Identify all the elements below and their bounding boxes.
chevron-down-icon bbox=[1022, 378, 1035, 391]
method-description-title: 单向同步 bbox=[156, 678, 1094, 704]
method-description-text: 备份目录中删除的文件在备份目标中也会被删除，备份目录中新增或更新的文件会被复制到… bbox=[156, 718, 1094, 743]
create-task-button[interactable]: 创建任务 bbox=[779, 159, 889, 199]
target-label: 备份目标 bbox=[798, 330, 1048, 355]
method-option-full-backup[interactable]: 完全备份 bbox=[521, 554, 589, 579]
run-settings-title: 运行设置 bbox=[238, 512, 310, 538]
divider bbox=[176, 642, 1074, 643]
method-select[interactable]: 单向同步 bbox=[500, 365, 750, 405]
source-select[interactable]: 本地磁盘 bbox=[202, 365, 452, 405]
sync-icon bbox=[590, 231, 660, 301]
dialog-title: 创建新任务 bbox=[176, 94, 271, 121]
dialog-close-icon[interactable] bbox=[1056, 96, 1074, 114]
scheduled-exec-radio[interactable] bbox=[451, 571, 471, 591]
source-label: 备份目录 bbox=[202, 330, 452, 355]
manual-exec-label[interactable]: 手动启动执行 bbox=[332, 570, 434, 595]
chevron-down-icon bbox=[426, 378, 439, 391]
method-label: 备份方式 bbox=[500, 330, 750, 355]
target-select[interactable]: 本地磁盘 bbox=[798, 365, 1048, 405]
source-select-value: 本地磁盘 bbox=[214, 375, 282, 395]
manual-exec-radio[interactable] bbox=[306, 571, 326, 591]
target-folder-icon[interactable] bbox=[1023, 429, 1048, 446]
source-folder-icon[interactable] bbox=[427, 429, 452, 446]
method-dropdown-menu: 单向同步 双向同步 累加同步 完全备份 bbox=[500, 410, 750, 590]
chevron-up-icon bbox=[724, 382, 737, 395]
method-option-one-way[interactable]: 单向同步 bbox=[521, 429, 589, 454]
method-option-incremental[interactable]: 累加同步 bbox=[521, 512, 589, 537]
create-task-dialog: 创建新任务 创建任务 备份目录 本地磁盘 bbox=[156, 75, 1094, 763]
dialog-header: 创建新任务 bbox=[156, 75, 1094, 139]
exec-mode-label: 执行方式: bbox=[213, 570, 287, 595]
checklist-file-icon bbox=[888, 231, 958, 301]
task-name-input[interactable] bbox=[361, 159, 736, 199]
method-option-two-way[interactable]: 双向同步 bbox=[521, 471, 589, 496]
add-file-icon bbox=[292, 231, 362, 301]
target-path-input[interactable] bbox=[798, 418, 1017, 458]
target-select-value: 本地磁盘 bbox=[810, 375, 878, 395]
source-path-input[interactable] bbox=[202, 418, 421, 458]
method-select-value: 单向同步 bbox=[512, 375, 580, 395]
==
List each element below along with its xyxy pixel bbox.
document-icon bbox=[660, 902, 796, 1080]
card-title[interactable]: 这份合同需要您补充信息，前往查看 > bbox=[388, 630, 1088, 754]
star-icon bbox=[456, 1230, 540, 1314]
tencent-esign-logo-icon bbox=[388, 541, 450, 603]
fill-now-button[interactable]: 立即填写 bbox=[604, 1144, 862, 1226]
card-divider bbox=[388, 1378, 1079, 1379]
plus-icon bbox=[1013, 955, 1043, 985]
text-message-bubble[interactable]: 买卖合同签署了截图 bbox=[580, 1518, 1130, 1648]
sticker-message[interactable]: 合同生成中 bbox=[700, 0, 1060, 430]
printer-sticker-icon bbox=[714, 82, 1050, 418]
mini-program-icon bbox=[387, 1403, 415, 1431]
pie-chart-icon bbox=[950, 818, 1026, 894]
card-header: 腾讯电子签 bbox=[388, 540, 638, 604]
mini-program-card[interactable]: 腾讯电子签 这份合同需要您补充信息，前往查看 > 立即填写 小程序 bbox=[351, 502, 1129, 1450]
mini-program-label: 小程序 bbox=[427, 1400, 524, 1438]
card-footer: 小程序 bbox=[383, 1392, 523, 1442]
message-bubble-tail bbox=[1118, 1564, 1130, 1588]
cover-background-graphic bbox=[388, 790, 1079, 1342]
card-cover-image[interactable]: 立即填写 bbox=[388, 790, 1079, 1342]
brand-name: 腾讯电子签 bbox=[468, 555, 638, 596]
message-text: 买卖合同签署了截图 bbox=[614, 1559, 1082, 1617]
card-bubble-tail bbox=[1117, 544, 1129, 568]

• [What you are asked to do]:
Pick out each line above that contains the string "tail" and copy those lines.

• [Finished answer]:
message-bubble-tail bbox=[1118, 1564, 1130, 1588]
card-bubble-tail bbox=[1117, 544, 1129, 568]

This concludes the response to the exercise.